* [Exercise instructions] All of the material should be reproduced exactly, with pictures left out.
***
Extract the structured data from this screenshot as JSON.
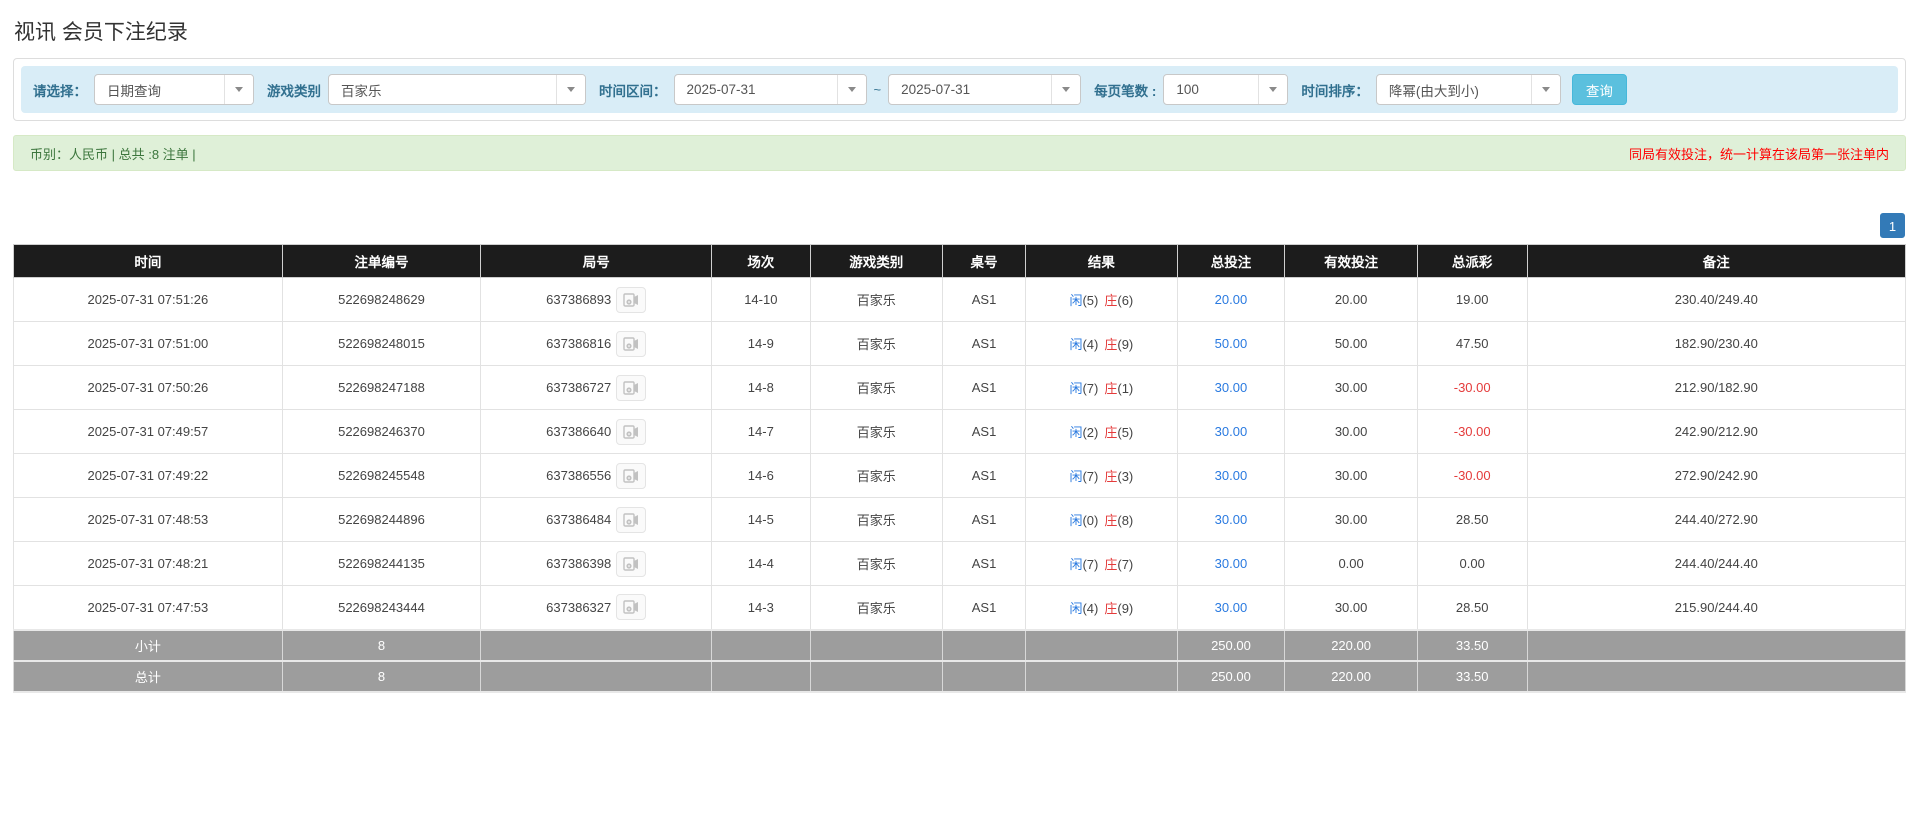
{
  "page": {
    "title": "视讯 会员下注纪录"
  },
  "filters": {
    "select_label": "请选择：",
    "select_value": "日期查询",
    "game_type_label": "游戏类别",
    "game_type_value": "百家乐",
    "time_range_label": "时间区间：",
    "date_from": "2025-07-31",
    "tilde": "~",
    "date_to": "2025-07-31",
    "page_size_label": "每页笔数 :",
    "page_size_value": "100",
    "sort_label": "时间排序：",
    "sort_value": "降幂(由大到小)",
    "search_button": "查询"
  },
  "summary": {
    "left_text": "币别：人民币 | 总共 :8 注单 |",
    "note_text": "同局有效投注，统一计算在该局第一张注单内"
  },
  "pagination": {
    "current_page": "1"
  },
  "table": {
    "headers": [
      "时间",
      "注单编号",
      "局号",
      "场次",
      "游戏类别",
      "桌号",
      "结果",
      "总投注",
      "有效投注",
      "总派彩",
      "备注"
    ],
    "rows": [
      {
        "time": "2025-07-31 07:51:26",
        "bet_id": "522698248629",
        "round_id": "637386893",
        "session": "14-10",
        "game": "百家乐",
        "table_no": "AS1",
        "result_player": "闲",
        "result_player_score": "(5)",
        "result_banker": "庄",
        "result_banker_score": "(6)",
        "total_bet": "20.00",
        "valid_bet": "20.00",
        "payout": "19.00",
        "note": "230.40/249.40"
      },
      {
        "time": "2025-07-31 07:51:00",
        "bet_id": "522698248015",
        "round_id": "637386816",
        "session": "14-9",
        "game": "百家乐",
        "table_no": "AS1",
        "result_player": "闲",
        "result_player_score": "(4)",
        "result_banker": "庄",
        "result_banker_score": "(9)",
        "total_bet": "50.00",
        "valid_bet": "50.00",
        "payout": "47.50",
        "note": "182.90/230.40"
      },
      {
        "time": "2025-07-31 07:50:26",
        "bet_id": "522698247188",
        "round_id": "637386727",
        "session": "14-8",
        "game": "百家乐",
        "table_no": "AS1",
        "result_player": "闲",
        "result_player_score": "(7)",
        "result_banker": "庄",
        "result_banker_score": "(1)",
        "total_bet": "30.00",
        "valid_bet": "30.00",
        "payout": "-30.00",
        "note": "212.90/182.90"
      },
      {
        "time": "2025-07-31 07:49:57",
        "bet_id": "522698246370",
        "round_id": "637386640",
        "session": "14-7",
        "game": "百家乐",
        "table_no": "AS1",
        "result_player": "闲",
        "result_player_score": "(2)",
        "result_banker": "庄",
        "result_banker_score": "(5)",
        "total_bet": "30.00",
        "valid_bet": "30.00",
        "payout": "-30.00",
        "note": "242.90/212.90"
      },
      {
        "time": "2025-07-31 07:49:22",
        "bet_id": "522698245548",
        "round_id": "637386556",
        "session": "14-6",
        "game": "百家乐",
        "table_no": "AS1",
        "result_player": "闲",
        "result_player_score": "(7)",
        "result_banker": "庄",
        "result_banker_score": "(3)",
        "total_bet": "30.00",
        "valid_bet": "30.00",
        "payout": "-30.00",
        "note": "272.90/242.90"
      },
      {
        "time": "2025-07-31 07:48:53",
        "bet_id": "522698244896",
        "round_id": "637386484",
        "session": "14-5",
        "game": "百家乐",
        "table_no": "AS1",
        "result_player": "闲",
        "result_player_score": "(0)",
        "result_banker": "庄",
        "result_banker_score": "(8)",
        "total_bet": "30.00",
        "valid_bet": "30.00",
        "payout": "28.50",
        "note": "244.40/272.90"
      },
      {
        "time": "2025-07-31 07:48:21",
        "bet_id": "522698244135",
        "round_id": "637386398",
        "session": "14-4",
        "game": "百家乐",
        "table_no": "AS1",
        "result_player": "闲",
        "result_player_score": "(7)",
        "result_banker": "庄",
        "result_banker_score": "(7)",
        "total_bet": "30.00",
        "valid_bet": "0.00",
        "payout": "0.00",
        "note": "244.40/244.40"
      },
      {
        "time": "2025-07-31 07:47:53",
        "bet_id": "522698243444",
        "round_id": "637386327",
        "session": "14-3",
        "game": "百家乐",
        "table_no": "AS1",
        "result_player": "闲",
        "result_player_score": "(4)",
        "result_banker": "庄",
        "result_banker_score": "(9)",
        "total_bet": "30.00",
        "valid_bet": "30.00",
        "payout": "28.50",
        "note": "215.90/244.40"
      }
    ],
    "subtotal": {
      "label": "小计",
      "count": "8",
      "total_bet": "250.00",
      "valid_bet": "220.00",
      "payout": "33.50"
    },
    "total": {
      "label": "总计",
      "count": "8",
      "total_bet": "250.00",
      "valid_bet": "220.00",
      "payout": "33.50"
    }
  },
  "icons": {
    "dropdown_arrow": "caret-down-icon",
    "video_replay": "video-film-icon"
  },
  "colors": {
    "filter_bar_bg": "#d9edf7",
    "filter_label": "#31708f",
    "search_button_bg": "#5bc0de",
    "summary_bg": "#dff0d8",
    "summary_text": "#3c763d",
    "note_red": "#ff0000",
    "table_header_bg": "#1c1c1c",
    "total_row_bg": "#9d9d9d",
    "link_blue": "#2a7ae0",
    "negative_red": "#e43b3b",
    "pagination_active_bg": "#337ab7"
  }
}
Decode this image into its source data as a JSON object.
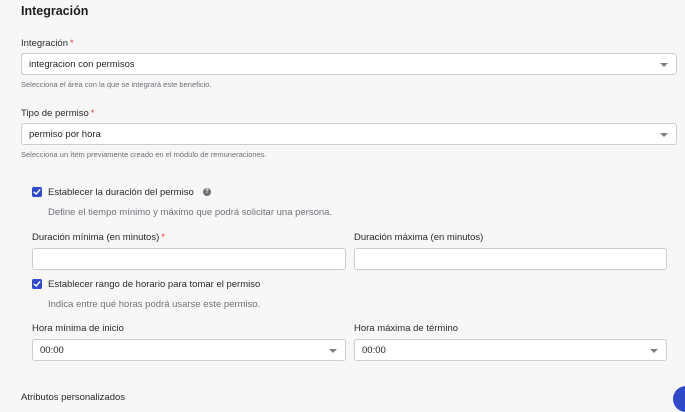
{
  "section": {
    "title": "Integración"
  },
  "integration": {
    "label": "Integración",
    "required_mark": "*",
    "value": "integracion con permisos",
    "help": "Selecciona el área con la que se integrará este beneficio."
  },
  "permit_type": {
    "label": "Tipo de permiso",
    "required_mark": "*",
    "value": "permiso por hora",
    "help": "Selecciona un ítem previamente creado en el módulo de remuneraciones."
  },
  "duration": {
    "checkbox_label": "Establecer la duración del permiso",
    "checked": true,
    "help_icon": "?",
    "description": "Define el tiempo mínimo y máximo que podrá solicitar una persona.",
    "min_label": "Duración mínima (en minutos)",
    "min_required_mark": "*",
    "min_value": "",
    "max_label": "Duración máxima (en minutos)",
    "max_value": ""
  },
  "schedule": {
    "checkbox_label": "Establecer rango de horario para tomar el permiso",
    "checked": true,
    "description": "Indica entre qué horas podrá usarse este permiso.",
    "start_label": "Hora mínima de inicio",
    "start_value": "00:00",
    "end_label": "Hora máxima de término",
    "end_value": "00:00"
  },
  "next_section": {
    "partial_label": "Atributos personalizados"
  },
  "colors": {
    "accent": "#2f49c9",
    "required": "#d33b3b",
    "border": "#c9ccd2",
    "background": "#f7f7f8"
  }
}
***
* [Response to this task]
Extract the structured data from this screenshot as JSON.
{
  "page": {
    "title": "视讯 会员下注纪录"
  },
  "filters": {
    "select_label": "请选择：",
    "select_value": "日期查询",
    "game_type_label": "游戏类别",
    "game_type_value": "百家乐",
    "time_range_label": "时间区间：",
    "date_from": "2025-07-31",
    "tilde": "~",
    "date_to": "2025-07-31",
    "page_size_label": "每页笔数 :",
    "page_size_value": "100",
    "sort_label": "时间排序：",
    "sort_value": "降幂(由大到小)",
    "search_button": "查询"
  },
  "summary": {
    "left_text": "币别：人民币 | 总共 :8 注单 |",
    "note_text": "同局有效投注，统一计算在该局第一张注单内"
  },
  "pagination": {
    "current_page": "1"
  },
  "table": {
    "headers": [
      "时间",
      "注单编号",
      "局号",
      "场次",
      "游戏类别",
      "桌号",
      "结果",
      "总投注",
      "有效投注",
      "总派彩",
      "备注"
    ],
    "rows": [
      {
        "time": "2025-07-31 07:51:26",
        "bet_id": "522698248629",
        "round_id": "637386893",
        "session": "14-10",
        "game": "百家乐",
        "table_no": "AS1",
        "result_player": "闲",
        "result_player_score": "(5)",
        "result_banker": "庄",
        "result_banker_score": "(6)",
        "total_bet": "20.00",
        "valid_bet": "20.00",
        "payout": "19.00",
        "note": "230.40/249.40"
      },
      {
        "time": "2025-07-31 07:51:00",
        "bet_id": "522698248015",
        "round_id": "637386816",
        "session": "14-9",
        "game": "百家乐",
        "table_no": "AS1",
        "result_player": "闲",
        "result_player_score": "(4)",
        "result_banker": "庄",
        "result_banker_score": "(9)",
        "total_bet": "50.00",
        "valid_bet": "50.00",
        "payout": "47.50",
        "note": "182.90/230.40"
      },
      {
        "time": "2025-07-31 07:50:26",
        "bet_id": "522698247188",
        "round_id": "637386727",
        "session": "14-8",
        "game": "百家乐",
        "table_no": "AS1",
        "result_player": "闲",
        "result_player_score": "(7)",
        "result_banker": "庄",
        "result_banker_score": "(1)",
        "total_bet": "30.00",
        "valid_bet": "30.00",
        "payout": "-30.00",
        "note": "212.90/182.90"
      },
      {
        "time": "2025-07-31 07:49:57",
        "bet_id": "522698246370",
        "round_id": "637386640",
        "session": "14-7",
        "game": "百家乐",
        "table_no": "AS1",
        "result_player": "闲",
        "result_player_score": "(2)",
        "result_banker": "庄",
        "result_banker_score": "(5)",
        "total_bet": "30.00",
        "valid_bet": "30.00",
        "payout": "-30.00",
        "note": "242.90/212.90"
      },
      {
        "time": "2025-07-31 07:49:22",
        "bet_id": "522698245548",
        "round_id": "637386556",
        "session": "14-6",
        "game": "百家乐",
        "table_no": "AS1",
        "result_player": "闲",
        "result_player_score": "(7)",
        "result_banker": "庄",
        "result_banker_score": "(3)",
        "total_bet": "30.00",
        "valid_bet": "30.00",
        "payout": "-30.00",
        "note": "272.90/242.90"
      },
      {
        "time": "2025-07-31 07:48:53",
        "bet_id": "522698244896",
        "round_id": "637386484",
        "session": "14-5",
        "game": "百家乐",
        "table_no": "AS1",
        "result_player": "闲",
        "result_player_score": "(0)",
        "result_banker": "庄",
        "result_banker_score": "(8)",
        "total_bet": "30.00",
        "valid_bet": "30.00",
        "payout": "28.50",
        "note": "244.40/272.90"
      },
      {
        "time": "2025-07-31 07:48:21",
        "bet_id": "522698244135",
        "round_id": "637386398",
        "session": "14-4",
        "game": "百家乐",
        "table_no": "AS1",
        "result_player": "闲",
        "result_player_score": "(7)",
        "result_banker": "庄",
        "result_banker_score": "(7)",
        "total_bet": "30.00",
        "valid_bet": "0.00",
        "payout": "0.00",
        "note": "244.40/244.40"
      },
      {
        "time": "2025-07-31 07:47:53",
        "bet_id": "522698243444",
        "round_id": "637386327",
        "session": "14-3",
        "game": "百家乐",
        "table_no": "AS1",
        "result_player": "闲",
        "result_player_score": "(4)",
        "result_banker": "庄",
        "result_banker_score": "(9)",
        "total_bet": "30.00",
        "valid_bet": "30.00",
        "payout": "28.50",
        "note": "215.90/244.40"
      }
    ],
    "subtotal": {
      "label": "小计",
      "count": "8",
      "total_bet": "250.00",
      "valid_bet": "220.00",
      "payout": "33.50"
    },
    "total": {
      "label": "总计",
      "count": "8",
      "total_bet": "250.00",
      "valid_bet": "220.00",
      "payout": "33.50"
    }
  },
  "icons": {
    "dropdown_arrow": "caret-down-icon",
    "video_replay": "video-film-icon"
  },
  "colors": {
    "filter_bar_bg": "#d9edf7",
    "filter_label": "#31708f",
    "search_button_bg": "#5bc0de",
    "summary_bg": "#dff0d8",
    "summary_text": "#3c763d",
    "note_red": "#ff0000",
    "table_header_bg": "#1c1c1c",
    "total_row_bg": "#9d9d9d",
    "link_blue": "#2a7ae0",
    "negative_red": "#e43b3b",
    "pagination_active_bg": "#337ab7"
  }
}
Decode this image into its source data as a JSON object.
{
  "section": {
    "title": "Integración"
  },
  "integration": {
    "label": "Integración",
    "required_mark": "*",
    "value": "integracion con permisos",
    "help": "Selecciona el área con la que se integrará este beneficio."
  },
  "permit_type": {
    "label": "Tipo de permiso",
    "required_mark": "*",
    "value": "permiso por hora",
    "help": "Selecciona un ítem previamente creado en el módulo de remuneraciones."
  },
  "duration": {
    "checkbox_label": "Establecer la duración del permiso",
    "checked": true,
    "help_icon": "?",
    "description": "Define el tiempo mínimo y máximo que podrá solicitar una persona.",
    "min_label": "Duración mínima (en minutos)",
    "min_required_mark": "*",
    "min_value": "",
    "max_label": "Duración máxima (en minutos)",
    "max_value": ""
  },
  "schedule": {
    "checkbox_label": "Establecer rango de horario para tomar el permiso",
    "checked": true,
    "description": "Indica entre qué horas podrá usarse este permiso.",
    "start_label": "Hora mínima de inicio",
    "start_value": "00:00",
    "end_label": "Hora máxima de término",
    "end_value": "00:00"
  },
  "next_section": {
    "partial_label": "Atributos personalizados"
  },
  "colors": {
    "accent": "#2f49c9",
    "required": "#d33b3b",
    "border": "#c9ccd2",
    "background": "#f7f7f8"
  }
}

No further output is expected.